### Work to be completed
Without the pictures, copy the entries below word for word.

### Given data
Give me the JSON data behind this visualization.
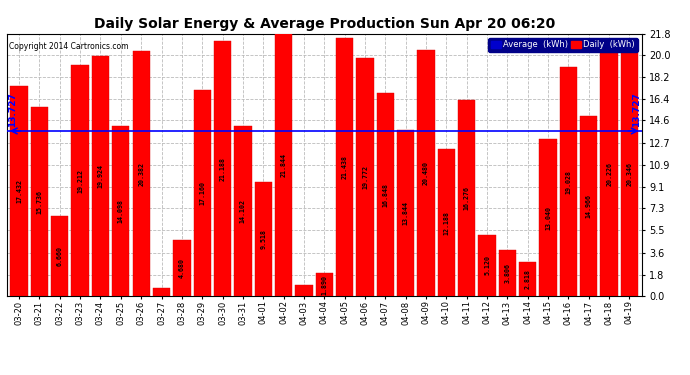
{
  "title": "Daily Solar Energy & Average Production Sun Apr 20 06:20",
  "copyright": "Copyright 2014 Cartronics.com",
  "categories": [
    "03-20",
    "03-21",
    "03-22",
    "03-23",
    "03-24",
    "03-25",
    "03-26",
    "03-27",
    "03-28",
    "03-29",
    "03-30",
    "03-31",
    "04-01",
    "04-02",
    "04-03",
    "04-04",
    "04-05",
    "04-06",
    "04-07",
    "04-08",
    "04-09",
    "04-10",
    "04-11",
    "04-12",
    "04-13",
    "04-14",
    "04-15",
    "04-16",
    "04-17",
    "04-18",
    "04-19"
  ],
  "values": [
    17.432,
    15.736,
    6.66,
    19.212,
    19.924,
    14.098,
    20.382,
    0.664,
    4.68,
    17.16,
    21.188,
    14.102,
    9.518,
    21.844,
    0.932,
    1.89,
    21.438,
    19.772,
    16.848,
    13.844,
    20.48,
    12.188,
    16.276,
    5.12,
    3.806,
    2.818,
    13.04,
    19.028,
    14.966,
    20.226,
    20.346
  ],
  "average": 13.727,
  "bar_color": "#ff0000",
  "average_line_color": "#0000ff",
  "yticks": [
    0.0,
    1.8,
    3.6,
    5.5,
    7.3,
    9.1,
    10.9,
    12.7,
    14.6,
    16.4,
    18.2,
    20.0,
    21.8
  ],
  "ylim": [
    0,
    21.8
  ],
  "background_color": "#ffffff",
  "grid_color": "#bbbbbb",
  "title_fontsize": 10,
  "bar_edge_color": "#dd0000",
  "legend_avg_color": "#0000cc",
  "legend_daily_color": "#ff0000",
  "label_fontsize": 4.8,
  "avg_label": "13.727"
}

### Output
Give me the JSON data behind this visualization.
{
  "title": "Daily Solar Energy & Average Production Sun Apr 20 06:20",
  "copyright": "Copyright 2014 Cartronics.com",
  "categories": [
    "03-20",
    "03-21",
    "03-22",
    "03-23",
    "03-24",
    "03-25",
    "03-26",
    "03-27",
    "03-28",
    "03-29",
    "03-30",
    "03-31",
    "04-01",
    "04-02",
    "04-03",
    "04-04",
    "04-05",
    "04-06",
    "04-07",
    "04-08",
    "04-09",
    "04-10",
    "04-11",
    "04-12",
    "04-13",
    "04-14",
    "04-15",
    "04-16",
    "04-17",
    "04-18",
    "04-19"
  ],
  "values": [
    17.432,
    15.736,
    6.66,
    19.212,
    19.924,
    14.098,
    20.382,
    0.664,
    4.68,
    17.16,
    21.188,
    14.102,
    9.518,
    21.844,
    0.932,
    1.89,
    21.438,
    19.772,
    16.848,
    13.844,
    20.48,
    12.188,
    16.276,
    5.12,
    3.806,
    2.818,
    13.04,
    19.028,
    14.966,
    20.226,
    20.346
  ],
  "average": 13.727,
  "bar_color": "#ff0000",
  "average_line_color": "#0000ff",
  "yticks": [
    0.0,
    1.8,
    3.6,
    5.5,
    7.3,
    9.1,
    10.9,
    12.7,
    14.6,
    16.4,
    18.2,
    20.0,
    21.8
  ],
  "ylim": [
    0,
    21.8
  ],
  "background_color": "#ffffff",
  "grid_color": "#bbbbbb",
  "title_fontsize": 10,
  "bar_edge_color": "#dd0000",
  "legend_avg_color": "#0000cc",
  "legend_daily_color": "#ff0000",
  "label_fontsize": 4.8,
  "avg_label": "13.727"
}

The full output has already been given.